Data entries:
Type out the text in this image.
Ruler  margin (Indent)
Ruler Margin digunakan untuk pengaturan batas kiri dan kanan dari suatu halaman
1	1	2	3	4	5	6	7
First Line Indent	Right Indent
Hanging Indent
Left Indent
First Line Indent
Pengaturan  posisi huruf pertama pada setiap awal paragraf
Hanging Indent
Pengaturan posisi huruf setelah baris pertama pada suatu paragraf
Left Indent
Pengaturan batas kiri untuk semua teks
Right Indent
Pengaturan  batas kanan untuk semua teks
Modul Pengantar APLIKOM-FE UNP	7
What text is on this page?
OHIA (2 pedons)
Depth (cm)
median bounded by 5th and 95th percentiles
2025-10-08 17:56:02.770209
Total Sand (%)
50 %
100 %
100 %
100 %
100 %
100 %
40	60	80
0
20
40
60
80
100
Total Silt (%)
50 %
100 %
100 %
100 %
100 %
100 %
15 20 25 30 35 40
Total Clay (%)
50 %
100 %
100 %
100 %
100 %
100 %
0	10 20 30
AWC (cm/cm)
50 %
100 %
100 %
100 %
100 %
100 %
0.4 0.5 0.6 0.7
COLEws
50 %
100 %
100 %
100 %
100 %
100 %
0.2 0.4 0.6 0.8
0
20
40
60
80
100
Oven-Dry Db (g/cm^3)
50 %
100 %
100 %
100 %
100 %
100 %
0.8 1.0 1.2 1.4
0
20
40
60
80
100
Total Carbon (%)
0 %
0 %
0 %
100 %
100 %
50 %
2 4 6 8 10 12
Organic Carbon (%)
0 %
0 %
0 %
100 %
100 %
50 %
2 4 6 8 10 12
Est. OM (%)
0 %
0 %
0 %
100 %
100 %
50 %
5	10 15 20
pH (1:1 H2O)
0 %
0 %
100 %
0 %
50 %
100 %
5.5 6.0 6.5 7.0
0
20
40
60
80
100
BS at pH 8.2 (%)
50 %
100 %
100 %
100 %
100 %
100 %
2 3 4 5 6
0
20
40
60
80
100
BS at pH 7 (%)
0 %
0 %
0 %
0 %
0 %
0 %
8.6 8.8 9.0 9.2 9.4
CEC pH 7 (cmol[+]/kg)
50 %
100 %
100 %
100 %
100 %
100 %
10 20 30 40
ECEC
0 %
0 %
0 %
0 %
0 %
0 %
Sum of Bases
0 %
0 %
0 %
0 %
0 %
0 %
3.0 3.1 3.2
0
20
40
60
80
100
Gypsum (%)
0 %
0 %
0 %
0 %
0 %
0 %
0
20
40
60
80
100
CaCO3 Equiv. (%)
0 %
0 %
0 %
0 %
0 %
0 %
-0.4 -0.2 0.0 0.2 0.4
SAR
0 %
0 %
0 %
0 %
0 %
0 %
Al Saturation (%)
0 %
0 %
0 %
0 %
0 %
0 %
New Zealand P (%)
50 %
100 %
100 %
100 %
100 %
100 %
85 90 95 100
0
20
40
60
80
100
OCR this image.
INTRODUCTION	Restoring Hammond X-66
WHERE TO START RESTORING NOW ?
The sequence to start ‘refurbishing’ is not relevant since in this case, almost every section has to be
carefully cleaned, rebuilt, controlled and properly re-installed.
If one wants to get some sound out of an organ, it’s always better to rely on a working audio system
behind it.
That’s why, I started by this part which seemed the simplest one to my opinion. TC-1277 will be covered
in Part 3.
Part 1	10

THE PROBLEM: Please extract exactly, and only, the lines from the line containing "OCR this image." through the last line of the records.

SOLVED PROBLEM:
OCR this image.
INTRODUCTION	Restoring Hammond X-66
WHERE TO START RESTORING NOW ?
The sequence to start ‘refurbishing’ is not relevant since in this case, almost every section has to be
carefully cleaned, rebuilt, controlled and properly re-installed.
If one wants to get some sound out of an organ, it’s always better to rely on a working audio system
behind it.
That’s why, I started by this part which seemed the simplest one to my opinion. TC-1277 will be covered
in Part 3.
Part 1	10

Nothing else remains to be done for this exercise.